Listed entries:
-*-*-

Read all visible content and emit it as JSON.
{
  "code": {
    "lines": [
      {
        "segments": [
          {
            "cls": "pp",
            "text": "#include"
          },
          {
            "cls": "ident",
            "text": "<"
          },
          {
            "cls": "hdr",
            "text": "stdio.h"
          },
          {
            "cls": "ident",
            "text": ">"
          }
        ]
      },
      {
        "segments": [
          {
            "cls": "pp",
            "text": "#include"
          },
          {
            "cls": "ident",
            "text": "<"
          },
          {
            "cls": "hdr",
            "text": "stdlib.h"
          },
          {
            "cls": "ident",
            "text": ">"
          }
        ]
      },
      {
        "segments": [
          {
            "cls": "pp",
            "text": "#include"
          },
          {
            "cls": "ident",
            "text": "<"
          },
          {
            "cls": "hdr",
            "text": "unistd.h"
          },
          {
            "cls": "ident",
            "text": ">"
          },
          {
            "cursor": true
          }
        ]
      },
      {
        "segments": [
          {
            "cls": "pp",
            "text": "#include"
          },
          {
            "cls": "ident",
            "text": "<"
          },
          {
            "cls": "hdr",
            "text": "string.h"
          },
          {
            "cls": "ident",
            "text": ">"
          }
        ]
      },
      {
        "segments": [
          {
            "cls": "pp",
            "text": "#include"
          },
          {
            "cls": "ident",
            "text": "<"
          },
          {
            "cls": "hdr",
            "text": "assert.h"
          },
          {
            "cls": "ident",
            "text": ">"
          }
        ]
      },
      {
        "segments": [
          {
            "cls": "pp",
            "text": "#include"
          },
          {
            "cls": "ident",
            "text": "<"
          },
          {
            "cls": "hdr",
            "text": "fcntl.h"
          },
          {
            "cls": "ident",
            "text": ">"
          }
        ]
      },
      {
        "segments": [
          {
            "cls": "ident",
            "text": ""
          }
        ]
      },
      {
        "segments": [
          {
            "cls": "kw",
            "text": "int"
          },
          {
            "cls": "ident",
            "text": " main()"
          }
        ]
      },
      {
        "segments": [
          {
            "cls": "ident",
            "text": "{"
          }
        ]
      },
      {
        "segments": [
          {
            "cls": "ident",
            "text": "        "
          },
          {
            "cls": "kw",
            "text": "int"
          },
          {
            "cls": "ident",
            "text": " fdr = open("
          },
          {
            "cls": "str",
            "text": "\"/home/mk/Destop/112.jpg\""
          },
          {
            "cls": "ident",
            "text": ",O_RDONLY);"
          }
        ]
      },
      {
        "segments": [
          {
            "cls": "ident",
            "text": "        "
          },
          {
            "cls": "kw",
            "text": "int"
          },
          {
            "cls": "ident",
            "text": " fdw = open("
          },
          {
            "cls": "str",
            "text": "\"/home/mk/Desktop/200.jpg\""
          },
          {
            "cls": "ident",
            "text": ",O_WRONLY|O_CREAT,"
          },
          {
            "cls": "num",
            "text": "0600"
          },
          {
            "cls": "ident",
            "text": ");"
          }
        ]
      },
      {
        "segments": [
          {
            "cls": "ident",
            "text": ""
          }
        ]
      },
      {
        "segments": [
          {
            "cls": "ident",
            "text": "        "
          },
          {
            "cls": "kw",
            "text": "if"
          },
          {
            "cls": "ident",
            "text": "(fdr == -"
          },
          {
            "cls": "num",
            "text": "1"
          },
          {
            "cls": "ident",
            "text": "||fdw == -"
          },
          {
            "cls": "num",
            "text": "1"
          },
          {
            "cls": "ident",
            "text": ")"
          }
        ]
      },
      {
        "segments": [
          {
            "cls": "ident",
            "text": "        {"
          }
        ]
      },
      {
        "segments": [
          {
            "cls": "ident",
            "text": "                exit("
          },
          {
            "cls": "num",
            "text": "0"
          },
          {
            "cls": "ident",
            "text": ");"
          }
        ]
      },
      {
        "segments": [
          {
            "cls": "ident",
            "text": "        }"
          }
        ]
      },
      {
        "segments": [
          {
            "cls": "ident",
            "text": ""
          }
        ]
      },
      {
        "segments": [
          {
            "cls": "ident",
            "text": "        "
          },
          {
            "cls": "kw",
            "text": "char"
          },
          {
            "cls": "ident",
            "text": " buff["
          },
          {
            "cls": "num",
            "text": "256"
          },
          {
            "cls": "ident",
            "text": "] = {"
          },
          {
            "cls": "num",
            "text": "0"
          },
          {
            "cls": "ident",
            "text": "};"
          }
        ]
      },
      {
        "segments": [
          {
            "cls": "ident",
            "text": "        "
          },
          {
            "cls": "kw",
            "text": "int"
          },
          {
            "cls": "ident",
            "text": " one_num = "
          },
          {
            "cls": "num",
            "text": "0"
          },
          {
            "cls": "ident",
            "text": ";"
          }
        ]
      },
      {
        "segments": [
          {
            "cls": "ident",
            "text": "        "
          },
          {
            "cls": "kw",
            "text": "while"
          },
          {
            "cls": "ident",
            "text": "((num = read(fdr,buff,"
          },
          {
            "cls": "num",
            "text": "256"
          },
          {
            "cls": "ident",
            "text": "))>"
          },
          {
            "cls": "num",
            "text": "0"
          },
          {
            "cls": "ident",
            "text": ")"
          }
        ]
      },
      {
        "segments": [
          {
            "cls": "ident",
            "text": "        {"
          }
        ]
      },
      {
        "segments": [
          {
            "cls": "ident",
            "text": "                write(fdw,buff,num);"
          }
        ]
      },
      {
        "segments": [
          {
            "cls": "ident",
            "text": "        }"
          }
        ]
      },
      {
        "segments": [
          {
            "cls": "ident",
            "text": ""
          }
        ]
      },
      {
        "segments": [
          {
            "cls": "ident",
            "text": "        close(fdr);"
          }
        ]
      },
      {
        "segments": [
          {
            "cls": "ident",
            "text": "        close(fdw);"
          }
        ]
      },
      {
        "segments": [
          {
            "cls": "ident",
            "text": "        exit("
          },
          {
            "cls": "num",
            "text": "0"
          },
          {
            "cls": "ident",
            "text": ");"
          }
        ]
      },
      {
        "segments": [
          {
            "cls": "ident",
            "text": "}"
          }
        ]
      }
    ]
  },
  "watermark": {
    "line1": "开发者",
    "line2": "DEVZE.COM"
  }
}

-*-*-

Task details: Provide the number of lines in the data above that contain the string "buff", and nothing else.

Task response: 3